▶ [Request]: Select and copy out every line in the records containing "name".

▶ [Input data]:
-*-*-

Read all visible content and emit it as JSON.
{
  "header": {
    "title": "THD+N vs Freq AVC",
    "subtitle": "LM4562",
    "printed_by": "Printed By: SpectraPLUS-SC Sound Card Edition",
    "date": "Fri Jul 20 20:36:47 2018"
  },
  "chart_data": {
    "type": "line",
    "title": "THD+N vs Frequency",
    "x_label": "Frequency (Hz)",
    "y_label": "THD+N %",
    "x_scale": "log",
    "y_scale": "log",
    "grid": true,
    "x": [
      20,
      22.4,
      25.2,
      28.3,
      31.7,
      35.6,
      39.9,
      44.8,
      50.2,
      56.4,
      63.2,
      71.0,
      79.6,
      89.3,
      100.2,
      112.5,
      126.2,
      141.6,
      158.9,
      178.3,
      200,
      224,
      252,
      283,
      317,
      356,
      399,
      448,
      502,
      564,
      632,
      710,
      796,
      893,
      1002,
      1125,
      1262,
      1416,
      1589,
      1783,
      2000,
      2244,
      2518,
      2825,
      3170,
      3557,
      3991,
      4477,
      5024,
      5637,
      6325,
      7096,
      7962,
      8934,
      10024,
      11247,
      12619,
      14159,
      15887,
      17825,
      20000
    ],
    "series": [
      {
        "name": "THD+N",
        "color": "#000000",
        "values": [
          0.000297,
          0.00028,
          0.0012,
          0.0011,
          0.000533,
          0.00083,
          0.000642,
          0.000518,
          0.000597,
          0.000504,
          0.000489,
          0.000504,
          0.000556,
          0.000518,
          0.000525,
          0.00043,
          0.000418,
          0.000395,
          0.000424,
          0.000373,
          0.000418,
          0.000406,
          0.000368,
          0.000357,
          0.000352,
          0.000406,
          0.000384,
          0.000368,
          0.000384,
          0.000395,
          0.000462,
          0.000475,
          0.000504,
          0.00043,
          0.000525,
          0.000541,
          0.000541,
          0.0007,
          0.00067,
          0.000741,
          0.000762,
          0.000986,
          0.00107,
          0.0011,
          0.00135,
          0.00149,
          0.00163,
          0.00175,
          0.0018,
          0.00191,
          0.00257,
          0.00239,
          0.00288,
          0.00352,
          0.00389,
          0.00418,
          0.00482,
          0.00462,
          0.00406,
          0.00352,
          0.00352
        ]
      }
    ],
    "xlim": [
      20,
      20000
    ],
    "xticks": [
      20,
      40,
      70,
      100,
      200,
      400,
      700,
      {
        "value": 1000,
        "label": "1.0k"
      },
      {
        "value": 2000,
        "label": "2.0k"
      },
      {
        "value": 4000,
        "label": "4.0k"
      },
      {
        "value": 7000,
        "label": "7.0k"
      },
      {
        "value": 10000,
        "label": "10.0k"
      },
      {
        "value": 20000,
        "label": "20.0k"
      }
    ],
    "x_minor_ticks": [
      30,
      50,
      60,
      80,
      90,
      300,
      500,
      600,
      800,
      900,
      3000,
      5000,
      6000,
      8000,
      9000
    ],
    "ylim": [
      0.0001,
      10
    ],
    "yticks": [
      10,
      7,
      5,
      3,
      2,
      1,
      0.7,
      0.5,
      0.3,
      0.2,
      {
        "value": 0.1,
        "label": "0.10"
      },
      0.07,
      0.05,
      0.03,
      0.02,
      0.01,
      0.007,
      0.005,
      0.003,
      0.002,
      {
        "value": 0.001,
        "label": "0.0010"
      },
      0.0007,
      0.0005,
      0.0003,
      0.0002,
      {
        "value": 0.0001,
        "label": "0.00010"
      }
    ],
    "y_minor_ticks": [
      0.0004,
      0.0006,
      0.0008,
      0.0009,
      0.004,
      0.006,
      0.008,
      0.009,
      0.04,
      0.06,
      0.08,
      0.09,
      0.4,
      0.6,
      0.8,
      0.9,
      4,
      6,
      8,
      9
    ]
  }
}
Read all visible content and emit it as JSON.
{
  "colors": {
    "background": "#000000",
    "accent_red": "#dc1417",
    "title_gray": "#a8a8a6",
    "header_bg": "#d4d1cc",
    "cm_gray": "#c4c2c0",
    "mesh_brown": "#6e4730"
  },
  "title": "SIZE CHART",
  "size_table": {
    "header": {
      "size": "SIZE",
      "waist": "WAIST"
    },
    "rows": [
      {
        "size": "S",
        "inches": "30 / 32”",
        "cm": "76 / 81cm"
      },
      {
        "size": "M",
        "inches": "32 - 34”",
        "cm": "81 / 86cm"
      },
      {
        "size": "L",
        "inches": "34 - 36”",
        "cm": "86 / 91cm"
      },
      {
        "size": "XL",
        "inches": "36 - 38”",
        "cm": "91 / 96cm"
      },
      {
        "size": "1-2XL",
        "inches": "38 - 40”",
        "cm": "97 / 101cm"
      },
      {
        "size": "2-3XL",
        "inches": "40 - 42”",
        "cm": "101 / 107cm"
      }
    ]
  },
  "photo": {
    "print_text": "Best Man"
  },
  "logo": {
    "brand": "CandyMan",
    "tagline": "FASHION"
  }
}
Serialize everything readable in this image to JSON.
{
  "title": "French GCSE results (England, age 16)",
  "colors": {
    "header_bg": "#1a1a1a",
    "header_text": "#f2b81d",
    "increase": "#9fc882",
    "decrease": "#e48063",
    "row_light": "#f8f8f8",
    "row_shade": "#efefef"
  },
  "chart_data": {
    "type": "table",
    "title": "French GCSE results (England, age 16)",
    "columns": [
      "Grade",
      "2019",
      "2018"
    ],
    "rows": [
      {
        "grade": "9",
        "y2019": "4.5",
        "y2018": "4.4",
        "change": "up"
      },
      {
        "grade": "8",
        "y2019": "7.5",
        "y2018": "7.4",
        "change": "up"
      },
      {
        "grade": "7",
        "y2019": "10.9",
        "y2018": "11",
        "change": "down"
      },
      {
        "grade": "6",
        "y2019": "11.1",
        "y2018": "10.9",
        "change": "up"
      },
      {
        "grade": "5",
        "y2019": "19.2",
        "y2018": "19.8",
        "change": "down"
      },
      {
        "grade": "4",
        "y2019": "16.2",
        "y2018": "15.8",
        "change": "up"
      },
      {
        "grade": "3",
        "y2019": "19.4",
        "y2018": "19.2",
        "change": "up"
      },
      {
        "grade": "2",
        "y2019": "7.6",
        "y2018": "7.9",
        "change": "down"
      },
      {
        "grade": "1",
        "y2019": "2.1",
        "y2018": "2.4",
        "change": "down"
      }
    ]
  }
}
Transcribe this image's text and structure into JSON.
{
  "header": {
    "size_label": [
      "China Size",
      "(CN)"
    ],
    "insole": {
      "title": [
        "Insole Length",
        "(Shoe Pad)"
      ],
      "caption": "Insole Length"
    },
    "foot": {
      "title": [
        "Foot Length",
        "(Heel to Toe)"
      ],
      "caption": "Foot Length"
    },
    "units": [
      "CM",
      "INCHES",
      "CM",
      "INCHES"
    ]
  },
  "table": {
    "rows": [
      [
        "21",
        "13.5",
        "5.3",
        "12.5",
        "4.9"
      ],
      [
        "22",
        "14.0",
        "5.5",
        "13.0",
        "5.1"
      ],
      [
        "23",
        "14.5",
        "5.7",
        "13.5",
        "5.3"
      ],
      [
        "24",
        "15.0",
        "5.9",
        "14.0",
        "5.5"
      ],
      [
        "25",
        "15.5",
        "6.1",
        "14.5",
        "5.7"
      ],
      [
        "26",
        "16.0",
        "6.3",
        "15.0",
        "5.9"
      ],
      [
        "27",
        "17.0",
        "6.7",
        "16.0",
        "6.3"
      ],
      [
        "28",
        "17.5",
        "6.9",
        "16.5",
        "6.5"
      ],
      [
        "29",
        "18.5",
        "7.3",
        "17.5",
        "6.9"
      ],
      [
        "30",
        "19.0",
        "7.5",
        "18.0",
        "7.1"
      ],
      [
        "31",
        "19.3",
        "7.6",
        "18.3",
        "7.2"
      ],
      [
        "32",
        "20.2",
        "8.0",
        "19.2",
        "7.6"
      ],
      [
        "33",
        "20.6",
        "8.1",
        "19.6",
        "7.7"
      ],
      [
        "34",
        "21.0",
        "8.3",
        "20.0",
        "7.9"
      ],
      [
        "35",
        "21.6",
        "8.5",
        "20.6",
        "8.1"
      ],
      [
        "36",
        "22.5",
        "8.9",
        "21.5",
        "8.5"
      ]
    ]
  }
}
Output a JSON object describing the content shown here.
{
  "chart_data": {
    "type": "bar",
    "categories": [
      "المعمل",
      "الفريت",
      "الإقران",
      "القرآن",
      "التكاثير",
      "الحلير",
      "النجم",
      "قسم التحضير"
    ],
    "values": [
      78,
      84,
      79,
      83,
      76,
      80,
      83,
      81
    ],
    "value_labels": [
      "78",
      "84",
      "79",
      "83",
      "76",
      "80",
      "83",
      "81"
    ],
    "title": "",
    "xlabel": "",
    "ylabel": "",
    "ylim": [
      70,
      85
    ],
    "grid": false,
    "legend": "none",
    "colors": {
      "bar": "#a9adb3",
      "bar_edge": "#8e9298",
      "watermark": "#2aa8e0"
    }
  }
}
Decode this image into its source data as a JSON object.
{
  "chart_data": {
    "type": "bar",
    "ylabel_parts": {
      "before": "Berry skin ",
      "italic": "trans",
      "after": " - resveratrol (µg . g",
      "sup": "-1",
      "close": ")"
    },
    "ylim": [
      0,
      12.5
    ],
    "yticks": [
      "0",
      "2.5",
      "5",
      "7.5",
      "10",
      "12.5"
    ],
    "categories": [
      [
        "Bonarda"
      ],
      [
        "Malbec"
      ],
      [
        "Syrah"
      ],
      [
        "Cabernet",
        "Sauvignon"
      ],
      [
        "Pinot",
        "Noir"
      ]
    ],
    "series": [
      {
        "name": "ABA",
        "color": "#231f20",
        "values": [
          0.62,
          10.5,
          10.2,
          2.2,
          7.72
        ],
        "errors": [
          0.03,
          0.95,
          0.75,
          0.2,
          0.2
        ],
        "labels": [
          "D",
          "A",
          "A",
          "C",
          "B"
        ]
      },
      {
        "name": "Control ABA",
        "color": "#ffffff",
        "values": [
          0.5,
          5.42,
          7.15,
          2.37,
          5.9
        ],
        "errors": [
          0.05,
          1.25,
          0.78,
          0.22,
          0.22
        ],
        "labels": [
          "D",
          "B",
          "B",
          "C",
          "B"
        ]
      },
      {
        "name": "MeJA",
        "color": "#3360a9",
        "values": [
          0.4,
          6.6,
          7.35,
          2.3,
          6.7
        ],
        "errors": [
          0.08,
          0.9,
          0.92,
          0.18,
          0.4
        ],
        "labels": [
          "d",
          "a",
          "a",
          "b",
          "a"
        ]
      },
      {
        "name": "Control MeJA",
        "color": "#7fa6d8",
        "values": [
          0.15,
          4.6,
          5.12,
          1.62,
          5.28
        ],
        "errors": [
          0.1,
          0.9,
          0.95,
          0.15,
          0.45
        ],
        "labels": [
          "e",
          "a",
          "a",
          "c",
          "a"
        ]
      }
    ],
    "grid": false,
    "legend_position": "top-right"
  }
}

-*-*-

▶ [Written reply]:
        "name": "THD+N",
        "name": "ABA",
        "name": "Control ABA",
        "name": "MeJA",
        "name": "Control MeJA",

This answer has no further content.